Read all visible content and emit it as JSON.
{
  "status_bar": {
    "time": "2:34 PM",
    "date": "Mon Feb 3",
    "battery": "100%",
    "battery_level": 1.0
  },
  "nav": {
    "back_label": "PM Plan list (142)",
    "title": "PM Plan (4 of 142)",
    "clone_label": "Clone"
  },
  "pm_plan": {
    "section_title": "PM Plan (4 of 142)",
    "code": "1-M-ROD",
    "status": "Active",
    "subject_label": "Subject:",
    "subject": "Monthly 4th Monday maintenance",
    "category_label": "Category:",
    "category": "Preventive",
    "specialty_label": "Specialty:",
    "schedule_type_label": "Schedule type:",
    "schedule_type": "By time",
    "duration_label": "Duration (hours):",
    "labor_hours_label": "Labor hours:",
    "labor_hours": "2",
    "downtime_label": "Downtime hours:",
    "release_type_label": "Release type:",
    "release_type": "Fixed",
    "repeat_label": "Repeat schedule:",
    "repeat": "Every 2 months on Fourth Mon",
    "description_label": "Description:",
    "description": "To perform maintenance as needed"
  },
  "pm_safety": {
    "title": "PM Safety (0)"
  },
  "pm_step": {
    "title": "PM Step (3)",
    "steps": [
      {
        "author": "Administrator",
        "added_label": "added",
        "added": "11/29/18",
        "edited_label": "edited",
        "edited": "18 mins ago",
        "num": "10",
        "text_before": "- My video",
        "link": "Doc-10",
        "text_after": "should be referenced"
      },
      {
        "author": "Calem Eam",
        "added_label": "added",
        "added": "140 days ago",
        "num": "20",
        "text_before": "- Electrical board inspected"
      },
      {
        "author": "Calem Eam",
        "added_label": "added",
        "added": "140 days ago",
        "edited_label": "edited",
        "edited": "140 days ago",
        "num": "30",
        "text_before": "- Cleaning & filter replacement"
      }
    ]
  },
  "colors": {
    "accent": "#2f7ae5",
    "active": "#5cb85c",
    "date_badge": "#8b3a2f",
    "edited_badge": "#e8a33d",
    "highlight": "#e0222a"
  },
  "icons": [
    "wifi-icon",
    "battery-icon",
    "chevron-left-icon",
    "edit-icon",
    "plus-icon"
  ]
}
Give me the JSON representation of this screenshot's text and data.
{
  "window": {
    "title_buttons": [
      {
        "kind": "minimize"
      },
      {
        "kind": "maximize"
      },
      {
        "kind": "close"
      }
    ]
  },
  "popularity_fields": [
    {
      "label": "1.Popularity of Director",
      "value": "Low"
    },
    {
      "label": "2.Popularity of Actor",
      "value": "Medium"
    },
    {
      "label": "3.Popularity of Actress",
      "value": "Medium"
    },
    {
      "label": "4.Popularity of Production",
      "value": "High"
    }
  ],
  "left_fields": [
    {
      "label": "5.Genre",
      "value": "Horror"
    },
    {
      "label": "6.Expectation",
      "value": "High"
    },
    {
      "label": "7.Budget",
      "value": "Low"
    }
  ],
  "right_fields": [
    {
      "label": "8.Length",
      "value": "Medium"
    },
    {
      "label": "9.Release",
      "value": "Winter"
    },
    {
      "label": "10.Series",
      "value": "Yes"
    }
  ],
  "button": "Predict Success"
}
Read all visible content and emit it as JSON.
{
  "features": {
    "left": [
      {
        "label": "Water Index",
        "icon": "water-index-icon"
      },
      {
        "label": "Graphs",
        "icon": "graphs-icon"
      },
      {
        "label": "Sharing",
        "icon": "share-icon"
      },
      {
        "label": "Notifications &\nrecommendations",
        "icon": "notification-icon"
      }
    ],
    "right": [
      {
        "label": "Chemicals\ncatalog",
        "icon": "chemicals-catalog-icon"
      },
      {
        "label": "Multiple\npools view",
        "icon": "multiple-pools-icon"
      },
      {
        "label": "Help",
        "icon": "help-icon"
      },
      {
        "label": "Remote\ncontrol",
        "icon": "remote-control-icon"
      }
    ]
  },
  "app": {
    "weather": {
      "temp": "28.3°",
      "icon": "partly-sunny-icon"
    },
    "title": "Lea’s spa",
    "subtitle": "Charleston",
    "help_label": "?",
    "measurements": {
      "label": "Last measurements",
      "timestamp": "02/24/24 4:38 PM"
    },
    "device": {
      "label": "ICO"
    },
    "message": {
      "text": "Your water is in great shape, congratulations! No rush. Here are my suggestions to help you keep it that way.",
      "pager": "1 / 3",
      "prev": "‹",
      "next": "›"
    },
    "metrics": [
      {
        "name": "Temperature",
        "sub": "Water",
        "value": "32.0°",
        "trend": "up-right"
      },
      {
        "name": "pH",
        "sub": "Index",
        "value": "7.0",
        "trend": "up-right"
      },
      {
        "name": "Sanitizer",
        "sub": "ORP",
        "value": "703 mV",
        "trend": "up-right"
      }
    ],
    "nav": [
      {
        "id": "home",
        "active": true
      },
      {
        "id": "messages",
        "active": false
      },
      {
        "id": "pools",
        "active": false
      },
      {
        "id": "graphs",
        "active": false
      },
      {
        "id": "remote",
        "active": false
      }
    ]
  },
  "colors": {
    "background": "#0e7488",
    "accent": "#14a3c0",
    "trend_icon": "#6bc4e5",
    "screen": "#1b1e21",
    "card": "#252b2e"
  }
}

══════

Copy every line that contains the string "kind".

▸ Final result
        "kind": "minimize"
        "kind": "maximize"
        "kind": "close"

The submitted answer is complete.